- [Written instruction] Separate out the lines that hold "social".

- [Records]
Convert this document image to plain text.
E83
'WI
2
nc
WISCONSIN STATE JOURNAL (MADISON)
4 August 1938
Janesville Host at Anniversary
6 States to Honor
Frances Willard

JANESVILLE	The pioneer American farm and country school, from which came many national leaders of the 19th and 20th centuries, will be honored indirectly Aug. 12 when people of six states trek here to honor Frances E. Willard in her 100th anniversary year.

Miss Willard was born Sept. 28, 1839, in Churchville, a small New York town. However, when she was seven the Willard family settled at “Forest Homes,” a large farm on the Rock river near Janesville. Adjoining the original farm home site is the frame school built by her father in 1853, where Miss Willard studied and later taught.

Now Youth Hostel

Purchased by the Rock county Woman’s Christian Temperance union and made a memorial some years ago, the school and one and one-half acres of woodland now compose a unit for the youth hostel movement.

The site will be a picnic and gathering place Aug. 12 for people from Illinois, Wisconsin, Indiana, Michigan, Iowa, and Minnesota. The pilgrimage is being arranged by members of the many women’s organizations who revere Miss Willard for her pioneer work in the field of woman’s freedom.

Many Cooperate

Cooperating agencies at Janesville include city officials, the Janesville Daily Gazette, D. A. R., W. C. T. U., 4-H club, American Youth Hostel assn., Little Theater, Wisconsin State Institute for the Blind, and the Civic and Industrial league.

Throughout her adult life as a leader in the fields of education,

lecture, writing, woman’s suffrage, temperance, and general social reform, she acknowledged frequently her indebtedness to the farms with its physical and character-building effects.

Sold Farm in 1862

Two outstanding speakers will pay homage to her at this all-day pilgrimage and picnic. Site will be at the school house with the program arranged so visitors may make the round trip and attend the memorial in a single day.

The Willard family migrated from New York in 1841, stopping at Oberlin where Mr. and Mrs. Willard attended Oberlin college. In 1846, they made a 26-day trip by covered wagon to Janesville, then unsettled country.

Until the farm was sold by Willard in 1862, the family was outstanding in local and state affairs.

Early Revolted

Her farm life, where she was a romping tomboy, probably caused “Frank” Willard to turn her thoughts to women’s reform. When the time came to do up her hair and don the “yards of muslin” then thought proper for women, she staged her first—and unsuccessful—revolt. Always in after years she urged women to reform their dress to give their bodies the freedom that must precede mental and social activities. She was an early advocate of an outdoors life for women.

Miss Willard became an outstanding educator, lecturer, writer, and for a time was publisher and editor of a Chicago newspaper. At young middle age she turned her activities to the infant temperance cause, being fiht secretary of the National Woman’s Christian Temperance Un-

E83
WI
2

- [Reply to the task]
lecture, writing, woman’s suffrage, temperance, and general social reform, she acknowledged frequently her indebtedness to the farms with its physical and character-building effects.
Her farm life, where she was a romping tomboy, probably caused “Frank” Willard to turn her thoughts to women’s reform. When the time came to do up her hair and don the “yards of muslin” then thought proper for women, she staged her first—and unsuccessful—revolt. Always in after years she urged women to reform their dress to give their bodies the freedom that must precede mental and social activities. She was an early advocate of an outdoors life for women.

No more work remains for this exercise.